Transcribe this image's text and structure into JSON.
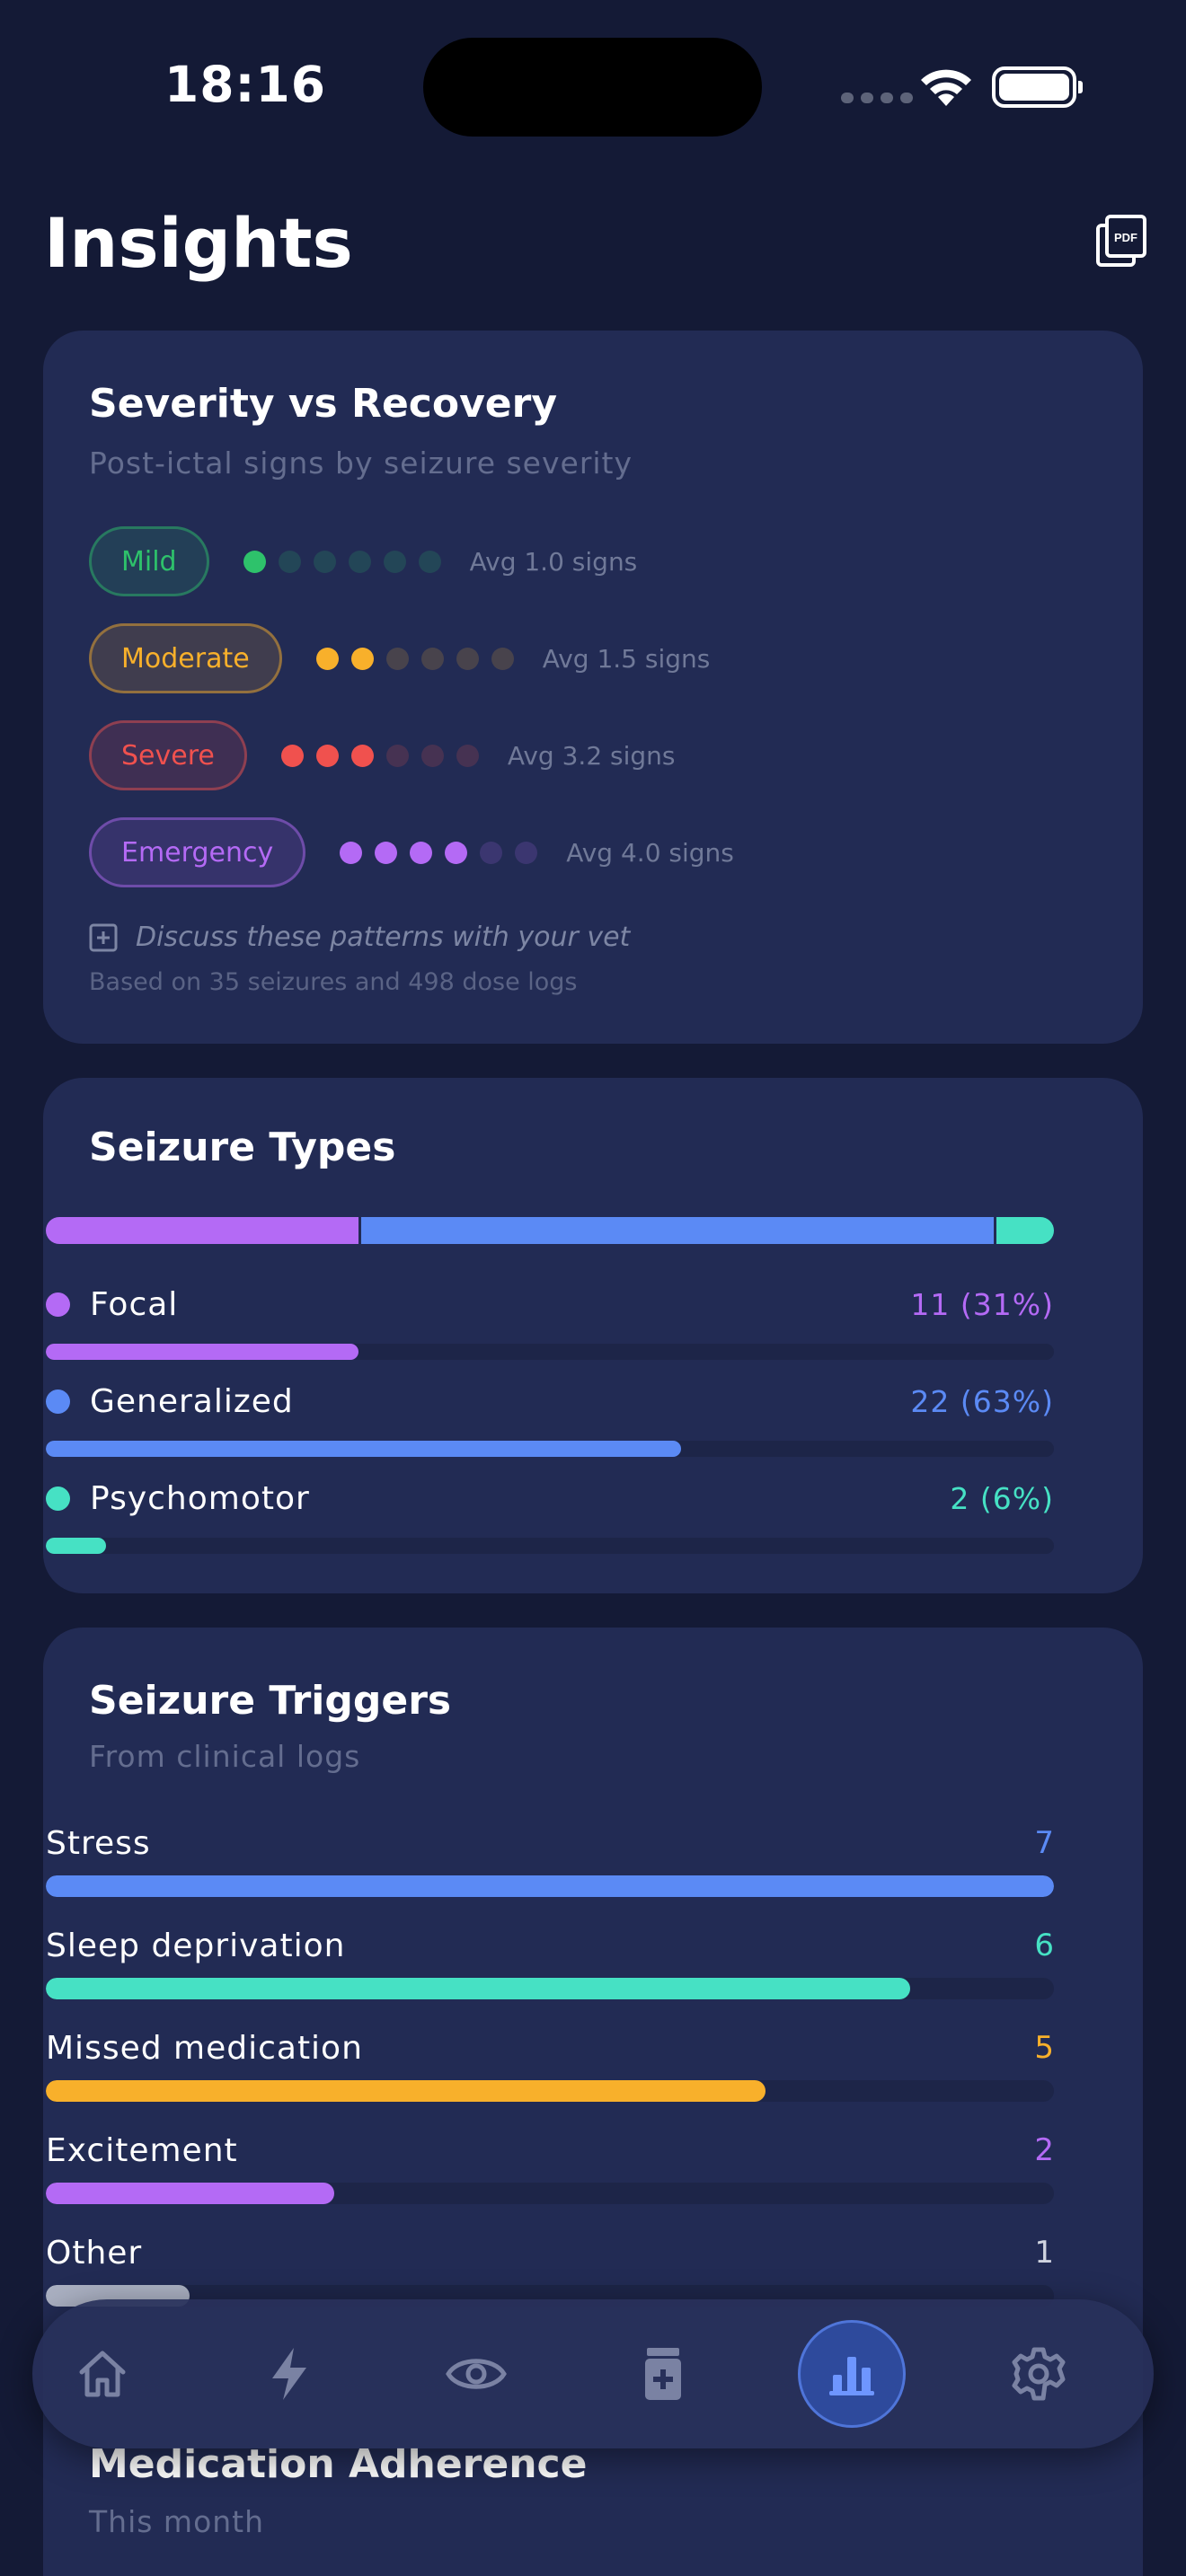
{
  "status_bar": {
    "time": "18:16"
  },
  "header": {
    "title": "Insights",
    "pdf_icon": "pdf-export-icon",
    "pdf_text": "PDF"
  },
  "severity_card": {
    "title": "Severity vs Recovery",
    "subtitle": "Post-ictal signs by seizure severity",
    "rows": [
      {
        "label": "Mild",
        "filled": 1,
        "total": 6,
        "avg": "Avg 1.0 signs",
        "color": "#2ec26b"
      },
      {
        "label": "Moderate",
        "filled": 2,
        "total": 6,
        "avg": "Avg 1.5 signs",
        "color": "#f8b02b"
      },
      {
        "label": "Severe",
        "filled": 3,
        "total": 6,
        "avg": "Avg 3.2 signs",
        "color": "#f0514e"
      },
      {
        "label": "Emergency",
        "filled": 4,
        "total": 6,
        "avg": "Avg 4.0 signs",
        "color": "#b46af5"
      }
    ],
    "vet_note": "Discuss these patterns with your vet",
    "based_on": "Based on 35 seizures and 498 dose logs"
  },
  "types_card": {
    "title": "Seizure Types",
    "items": [
      {
        "label": "Focal",
        "value": "11 (31%)",
        "fraction": 0.31,
        "color": "#b46af5"
      },
      {
        "label": "Generalized",
        "value": "22 (63%)",
        "fraction": 0.63,
        "color": "#5b8af5"
      },
      {
        "label": "Psychomotor",
        "value": "2 (6%)",
        "fraction": 0.06,
        "color": "#46e1c4"
      }
    ]
  },
  "triggers_card": {
    "title": "Seizure Triggers",
    "subtitle": "From clinical logs",
    "items": [
      {
        "label": "Stress",
        "value": "7",
        "count": 7,
        "color": "#5b8af5"
      },
      {
        "label": "Sleep deprivation",
        "value": "6",
        "count": 6,
        "color": "#46e1c4"
      },
      {
        "label": "Missed medication",
        "value": "5",
        "count": 5,
        "color": "#f8b02b"
      },
      {
        "label": "Excitement",
        "value": "2",
        "count": 2,
        "color": "#b46af5"
      },
      {
        "label": "Other",
        "value": "1",
        "count": 1,
        "color": "#aab0c2"
      }
    ]
  },
  "adherence_card": {
    "title": "Medication Adherence",
    "subtitle": "This month"
  },
  "nav": {
    "items": [
      {
        "icon": "home-icon",
        "active": false
      },
      {
        "icon": "lightning-icon",
        "active": false
      },
      {
        "icon": "eye-icon",
        "active": false
      },
      {
        "icon": "medication-icon",
        "active": false
      },
      {
        "icon": "bar-chart-icon",
        "active": true
      },
      {
        "icon": "gear-icon",
        "active": false
      }
    ]
  }
}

• _Stated goal_
Copy out all of the data word for word. Do not carry over any picture.

• _Result_
Transcribe this image's text and structure into JSON.
{
  "status_bar": {
    "time": "18:16"
  },
  "header": {
    "title": "Insights",
    "pdf_icon": "pdf-export-icon",
    "pdf_text": "PDF"
  },
  "severity_card": {
    "title": "Severity vs Recovery",
    "subtitle": "Post-ictal signs by seizure severity",
    "rows": [
      {
        "label": "Mild",
        "filled": 1,
        "total": 6,
        "avg": "Avg 1.0 signs",
        "color": "#2ec26b"
      },
      {
        "label": "Moderate",
        "filled": 2,
        "total": 6,
        "avg": "Avg 1.5 signs",
        "color": "#f8b02b"
      },
      {
        "label": "Severe",
        "filled": 3,
        "total": 6,
        "avg": "Avg 3.2 signs",
        "color": "#f0514e"
      },
      {
        "label": "Emergency",
        "filled": 4,
        "total": 6,
        "avg": "Avg 4.0 signs",
        "color": "#b46af5"
      }
    ],
    "vet_note": "Discuss these patterns with your vet",
    "based_on": "Based on 35 seizures and 498 dose logs"
  },
  "types_card": {
    "title": "Seizure Types",
    "items": [
      {
        "label": "Focal",
        "value": "11 (31%)",
        "fraction": 0.31,
        "color": "#b46af5"
      },
      {
        "label": "Generalized",
        "value": "22 (63%)",
        "fraction": 0.63,
        "color": "#5b8af5"
      },
      {
        "label": "Psychomotor",
        "value": "2 (6%)",
        "fraction": 0.06,
        "color": "#46e1c4"
      }
    ]
  },
  "triggers_card": {
    "title": "Seizure Triggers",
    "subtitle": "From clinical logs",
    "items": [
      {
        "label": "Stress",
        "value": "7",
        "count": 7,
        "color": "#5b8af5"
      },
      {
        "label": "Sleep deprivation",
        "value": "6",
        "count": 6,
        "color": "#46e1c4"
      },
      {
        "label": "Missed medication",
        "value": "5",
        "count": 5,
        "color": "#f8b02b"
      },
      {
        "label": "Excitement",
        "value": "2",
        "count": 2,
        "color": "#b46af5"
      },
      {
        "label": "Other",
        "value": "1",
        "count": 1,
        "color": "#aab0c2"
      }
    ]
  },
  "adherence_card": {
    "title": "Medication Adherence",
    "subtitle": "This month"
  },
  "nav": {
    "items": [
      {
        "icon": "home-icon",
        "active": false
      },
      {
        "icon": "lightning-icon",
        "active": false
      },
      {
        "icon": "eye-icon",
        "active": false
      },
      {
        "icon": "medication-icon",
        "active": false
      },
      {
        "icon": "bar-chart-icon",
        "active": true
      },
      {
        "icon": "gear-icon",
        "active": false
      }
    ]
  }
}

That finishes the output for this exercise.